PASSAGE TO READ:
Begin

Wright was brought up in Cardiff where he took his first artistic steps in evening classes at Cardiff Art School before studying Modern Languages at New College, Oxford. Following his teacher training his first post was at The Downs, the Malvern College preparatory school, in 1934, where he taught painting and sculpture as well as French and German. W.H. Auden was a fellow teacher there.
He moved to Yorkshire in 1937 and lived and worked in York (where Auden was born), initially at Bootham School, where he had earlier undertaken his teacher-training and where he began working as a sculptor. Without any formal art training, Austin, according to James Hamilton, The sculpture of Austin Wright, 1994. “approached Henry Moore for advice and encouragement, and recalled being told, quite bluntly, just to get on with it.”
He branched out into teaching art, subsequently moving to The Mount, where he met Sue Midgley. By the end of the war, and the conclusion of her training at the Central School of Speech and Drama, they married and moved, in 1946, into the 1793 house on the Green at Upper Poppleton that would become integral to his work.
He was a pivotal figure in the development of sculpture from the 1940s onwards.
By 1954 he had given up teaching to devote his time to sculpture and drawing.

End

TASKS:
**a)** Answer these questions from the passage on Austin Wright:
(i) Where was Wright's first teaching post?
(ii) Whom did he approach for advice about sculpture?
(iii) In what year did he and Sue Midgley move into the house on the Green at Upper Poppleton?
**b)** Edit the entries, everything from the first one down to the line containing "et-al: et al. (139, 540, 207, 575)", replacing "yield-cell" with "diagnostic-yield-cell" wherever it appears and leaving all else unchanged.

DATA EXCERPTS:
Begin

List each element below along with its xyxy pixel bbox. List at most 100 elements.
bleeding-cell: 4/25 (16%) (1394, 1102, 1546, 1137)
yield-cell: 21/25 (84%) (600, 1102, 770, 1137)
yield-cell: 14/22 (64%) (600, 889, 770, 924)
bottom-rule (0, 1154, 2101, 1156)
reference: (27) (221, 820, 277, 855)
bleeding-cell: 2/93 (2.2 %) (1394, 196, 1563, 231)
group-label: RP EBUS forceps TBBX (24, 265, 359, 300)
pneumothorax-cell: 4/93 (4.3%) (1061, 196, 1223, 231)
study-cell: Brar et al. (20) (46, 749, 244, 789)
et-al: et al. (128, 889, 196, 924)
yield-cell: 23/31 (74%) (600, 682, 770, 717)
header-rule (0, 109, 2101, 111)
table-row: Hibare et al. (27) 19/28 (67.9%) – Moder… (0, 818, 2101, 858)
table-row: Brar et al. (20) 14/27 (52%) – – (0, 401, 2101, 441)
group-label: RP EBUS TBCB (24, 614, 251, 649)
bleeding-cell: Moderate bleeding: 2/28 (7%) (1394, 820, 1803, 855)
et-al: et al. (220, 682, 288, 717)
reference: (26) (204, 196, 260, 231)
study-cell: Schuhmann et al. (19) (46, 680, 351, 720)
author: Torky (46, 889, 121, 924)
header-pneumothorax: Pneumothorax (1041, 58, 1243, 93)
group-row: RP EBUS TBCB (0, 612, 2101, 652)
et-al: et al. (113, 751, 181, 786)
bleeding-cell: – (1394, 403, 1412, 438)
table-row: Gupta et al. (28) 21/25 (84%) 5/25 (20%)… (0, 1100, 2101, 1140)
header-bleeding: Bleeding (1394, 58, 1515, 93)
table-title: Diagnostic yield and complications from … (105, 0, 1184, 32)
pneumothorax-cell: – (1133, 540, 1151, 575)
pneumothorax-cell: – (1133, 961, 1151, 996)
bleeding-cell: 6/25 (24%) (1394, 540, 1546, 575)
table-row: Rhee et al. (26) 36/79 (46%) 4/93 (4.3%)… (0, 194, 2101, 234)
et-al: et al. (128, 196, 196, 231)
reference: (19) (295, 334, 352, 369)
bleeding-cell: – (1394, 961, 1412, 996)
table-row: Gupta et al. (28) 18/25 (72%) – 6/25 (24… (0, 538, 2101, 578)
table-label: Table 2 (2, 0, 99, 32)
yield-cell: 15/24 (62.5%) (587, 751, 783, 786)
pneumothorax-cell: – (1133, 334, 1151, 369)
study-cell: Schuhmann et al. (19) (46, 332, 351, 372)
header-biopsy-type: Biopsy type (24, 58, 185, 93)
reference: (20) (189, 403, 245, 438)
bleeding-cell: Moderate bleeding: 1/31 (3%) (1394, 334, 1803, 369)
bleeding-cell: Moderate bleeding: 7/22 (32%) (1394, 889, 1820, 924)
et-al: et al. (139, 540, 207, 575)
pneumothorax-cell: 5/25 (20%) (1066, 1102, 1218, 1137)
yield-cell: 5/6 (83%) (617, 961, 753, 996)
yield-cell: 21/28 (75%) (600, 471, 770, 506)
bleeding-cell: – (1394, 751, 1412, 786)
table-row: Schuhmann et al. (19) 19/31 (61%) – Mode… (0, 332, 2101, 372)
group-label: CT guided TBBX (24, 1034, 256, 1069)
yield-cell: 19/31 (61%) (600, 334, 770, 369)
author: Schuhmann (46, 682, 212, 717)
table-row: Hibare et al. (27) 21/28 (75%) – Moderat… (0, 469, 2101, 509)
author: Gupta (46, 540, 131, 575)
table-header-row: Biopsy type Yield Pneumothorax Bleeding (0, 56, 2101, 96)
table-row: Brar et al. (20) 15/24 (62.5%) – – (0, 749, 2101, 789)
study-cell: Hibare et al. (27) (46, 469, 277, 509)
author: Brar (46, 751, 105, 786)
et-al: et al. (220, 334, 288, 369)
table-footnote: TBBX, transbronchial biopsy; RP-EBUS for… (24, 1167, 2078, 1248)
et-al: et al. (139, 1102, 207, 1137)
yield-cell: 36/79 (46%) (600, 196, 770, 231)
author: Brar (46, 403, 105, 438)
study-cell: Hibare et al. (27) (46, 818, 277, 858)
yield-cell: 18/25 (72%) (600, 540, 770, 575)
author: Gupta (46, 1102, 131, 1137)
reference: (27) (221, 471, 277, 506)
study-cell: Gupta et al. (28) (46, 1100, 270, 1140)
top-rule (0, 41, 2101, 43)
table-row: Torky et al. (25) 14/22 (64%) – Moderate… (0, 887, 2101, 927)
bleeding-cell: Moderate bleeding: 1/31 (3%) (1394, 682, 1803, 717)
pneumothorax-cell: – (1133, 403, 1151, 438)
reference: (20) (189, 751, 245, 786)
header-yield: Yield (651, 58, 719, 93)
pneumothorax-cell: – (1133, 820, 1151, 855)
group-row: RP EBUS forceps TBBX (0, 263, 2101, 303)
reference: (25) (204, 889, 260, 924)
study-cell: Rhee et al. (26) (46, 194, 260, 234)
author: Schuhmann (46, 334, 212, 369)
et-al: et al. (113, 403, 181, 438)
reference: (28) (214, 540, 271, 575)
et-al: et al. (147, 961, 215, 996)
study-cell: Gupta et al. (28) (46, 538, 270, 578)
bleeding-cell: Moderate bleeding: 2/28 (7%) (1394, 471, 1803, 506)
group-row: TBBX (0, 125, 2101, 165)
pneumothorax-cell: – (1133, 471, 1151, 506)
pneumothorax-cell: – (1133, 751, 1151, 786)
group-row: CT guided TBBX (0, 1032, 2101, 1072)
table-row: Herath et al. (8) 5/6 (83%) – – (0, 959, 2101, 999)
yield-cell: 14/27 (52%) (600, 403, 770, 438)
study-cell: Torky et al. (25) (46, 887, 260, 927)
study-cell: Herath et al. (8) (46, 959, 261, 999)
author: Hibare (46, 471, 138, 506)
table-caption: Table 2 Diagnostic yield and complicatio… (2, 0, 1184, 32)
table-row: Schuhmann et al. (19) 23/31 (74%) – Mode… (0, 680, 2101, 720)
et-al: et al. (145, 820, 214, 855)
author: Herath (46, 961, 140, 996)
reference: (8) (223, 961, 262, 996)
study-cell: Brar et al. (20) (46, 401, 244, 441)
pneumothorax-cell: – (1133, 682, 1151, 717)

End

EXPECTED RESULTS:
**a)**
(i) At The Downs, the Malvern College preparatory school.
(ii) Henry Moore.
(iii) 1946.

**b)**
List each element below along with its xyxy pixel bbox. List at most 100 elements.
bleeding-cell: 4/25 (16%) (1394, 1102, 1546, 1137)
diagnostic-yield-cell: 21/25 (84%) (600, 1102, 770, 1137)
diagnostic-yield-cell: 14/22 (64%) (600, 889, 770, 924)
bottom-rule (0, 1154, 2101, 1156)
reference: (27) (221, 820, 277, 855)
bleeding-cell: 2/93 (2.2 %) (1394, 196, 1563, 231)
group-label: RP EBUS forceps TBBX (24, 265, 359, 300)
pneumothorax-cell: 4/93 (4.3%) (1061, 196, 1223, 231)
study-cell: Brar et al. (20) (46, 749, 244, 789)
et-al: et al. (128, 889, 196, 924)
diagnostic-yield-cell: 23/31 (74%) (600, 682, 770, 717)
header-rule (0, 109, 2101, 111)
table-row: Hibare et al. (27) 19/28 (67.9%) – Moder… (0, 818, 2101, 858)
table-row: Brar et al. (20) 14/27 (52%) – – (0, 401, 2101, 441)
group-label: RP EBUS TBCB (24, 614, 251, 649)
bleeding-cell: Moderate bleeding: 2/28 (7%) (1394, 820, 1803, 855)
et-al: et al. (220, 682, 288, 717)
reference: (26) (204, 196, 260, 231)
study-cell: Schuhmann et al. (19) (46, 680, 351, 720)
author: Torky (46, 889, 121, 924)
header-pneumothorax: Pneumothorax (1041, 58, 1243, 93)
group-row: RP EBUS TBCB (0, 612, 2101, 652)
et-al: et al. (113, 751, 181, 786)
bleeding-cell: – (1394, 403, 1412, 438)
table-row: Gupta et al. (28) 21/25 (84%) 5/25 (20%)… (0, 1100, 2101, 1140)
header-bleeding: Bleeding (1394, 58, 1515, 93)
table-title: Diagnostic yield and complications from … (105, 0, 1184, 32)
pneumothorax-cell: – (1133, 540, 1151, 575)
pneumothorax-cell: – (1133, 961, 1151, 996)
bleeding-cell: 6/25 (24%) (1394, 540, 1546, 575)
table-row: Rhee et al. (26) 36/79 (46%) 4/93 (4.3%)… (0, 194, 2101, 234)
et-al: et al. (128, 196, 196, 231)
reference: (19) (295, 334, 352, 369)
bleeding-cell: – (1394, 961, 1412, 996)
table-row: Gupta et al. (28) 18/25 (72%) – 6/25 (24… (0, 538, 2101, 578)
table-label: Table 2 (2, 0, 99, 32)
diagnostic-yield-cell: 15/24 (62.5%) (587, 751, 783, 786)
pneumothorax-cell: – (1133, 334, 1151, 369)
study-cell: Schuhmann et al. (19) (46, 332, 351, 372)
header-biopsy-type: Biopsy type (24, 58, 185, 93)
reference: (20) (189, 403, 245, 438)
bleeding-cell: Moderate bleeding: 1/31 (3%) (1394, 334, 1803, 369)
bleeding-cell: Moderate bleeding: 7/22 (32%) (1394, 889, 1820, 924)
et-al: et al. (139, 540, 207, 575)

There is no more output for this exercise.